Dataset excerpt
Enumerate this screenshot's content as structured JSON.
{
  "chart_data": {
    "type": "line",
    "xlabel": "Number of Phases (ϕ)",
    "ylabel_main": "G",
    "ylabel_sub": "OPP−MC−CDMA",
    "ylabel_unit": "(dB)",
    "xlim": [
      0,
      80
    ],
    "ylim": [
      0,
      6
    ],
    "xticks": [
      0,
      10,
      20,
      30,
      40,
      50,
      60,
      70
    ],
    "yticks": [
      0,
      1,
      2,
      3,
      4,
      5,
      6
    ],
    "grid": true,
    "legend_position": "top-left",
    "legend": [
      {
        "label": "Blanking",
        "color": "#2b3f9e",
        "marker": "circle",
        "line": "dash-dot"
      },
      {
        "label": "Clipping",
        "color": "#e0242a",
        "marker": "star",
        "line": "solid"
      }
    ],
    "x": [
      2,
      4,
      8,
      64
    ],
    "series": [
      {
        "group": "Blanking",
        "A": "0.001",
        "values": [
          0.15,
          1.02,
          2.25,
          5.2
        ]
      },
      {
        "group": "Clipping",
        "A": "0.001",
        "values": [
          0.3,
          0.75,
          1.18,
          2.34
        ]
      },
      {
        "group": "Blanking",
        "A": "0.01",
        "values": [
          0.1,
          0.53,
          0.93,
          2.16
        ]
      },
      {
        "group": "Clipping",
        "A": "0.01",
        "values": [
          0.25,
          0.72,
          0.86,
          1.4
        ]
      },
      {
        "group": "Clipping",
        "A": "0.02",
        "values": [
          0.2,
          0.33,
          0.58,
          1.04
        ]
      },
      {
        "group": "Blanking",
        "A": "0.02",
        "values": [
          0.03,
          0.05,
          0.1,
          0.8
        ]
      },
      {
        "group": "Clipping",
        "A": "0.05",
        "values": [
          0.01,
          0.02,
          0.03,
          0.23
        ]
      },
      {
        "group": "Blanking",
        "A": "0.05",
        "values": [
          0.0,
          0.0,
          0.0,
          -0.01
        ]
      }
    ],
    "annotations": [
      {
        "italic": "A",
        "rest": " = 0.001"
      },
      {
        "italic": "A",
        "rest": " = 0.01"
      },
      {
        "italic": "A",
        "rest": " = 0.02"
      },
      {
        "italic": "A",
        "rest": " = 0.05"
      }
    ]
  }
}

▸ What you have to do
Repeat the entries shown above, every one, word for word.

▸ Written answer
Enumerate this screenshot's content as structured JSON.
{
  "chart_data": {
    "type": "line",
    "xlabel": "Number of Phases (ϕ)",
    "ylabel_main": "G",
    "ylabel_sub": "OPP−MC−CDMA",
    "ylabel_unit": "(dB)",
    "xlim": [
      0,
      80
    ],
    "ylim": [
      0,
      6
    ],
    "xticks": [
      0,
      10,
      20,
      30,
      40,
      50,
      60,
      70
    ],
    "yticks": [
      0,
      1,
      2,
      3,
      4,
      5,
      6
    ],
    "grid": true,
    "legend_position": "top-left",
    "legend": [
      {
        "label": "Blanking",
        "color": "#2b3f9e",
        "marker": "circle",
        "line": "dash-dot"
      },
      {
        "label": "Clipping",
        "color": "#e0242a",
        "marker": "star",
        "line": "solid"
      }
    ],
    "x": [
      2,
      4,
      8,
      64
    ],
    "series": [
      {
        "group": "Blanking",
        "A": "0.001",
        "values": [
          0.15,
          1.02,
          2.25,
          5.2
        ]
      },
      {
        "group": "Clipping",
        "A": "0.001",
        "values": [
          0.3,
          0.75,
          1.18,
          2.34
        ]
      },
      {
        "group": "Blanking",
        "A": "0.01",
        "values": [
          0.1,
          0.53,
          0.93,
          2.16
        ]
      },
      {
        "group": "Clipping",
        "A": "0.01",
        "values": [
          0.25,
          0.72,
          0.86,
          1.4
        ]
      },
      {
        "group": "Clipping",
        "A": "0.02",
        "values": [
          0.2,
          0.33,
          0.58,
          1.04
        ]
      },
      {
        "group": "Blanking",
        "A": "0.02",
        "values": [
          0.03,
          0.05,
          0.1,
          0.8
        ]
      },
      {
        "group": "Clipping",
        "A": "0.05",
        "values": [
          0.01,
          0.02,
          0.03,
          0.23
        ]
      },
      {
        "group": "Blanking",
        "A": "0.05",
        "values": [
          0.0,
          0.0,
          0.0,
          -0.01
        ]
      }
    ],
    "annotations": [
      {
        "italic": "A",
        "rest": " = 0.001"
      },
      {
        "italic": "A",
        "rest": " = 0.01"
      },
      {
        "italic": "A",
        "rest": " = 0.02"
      },
      {
        "italic": "A",
        "rest": " = 0.05"
      }
    ]
  }
}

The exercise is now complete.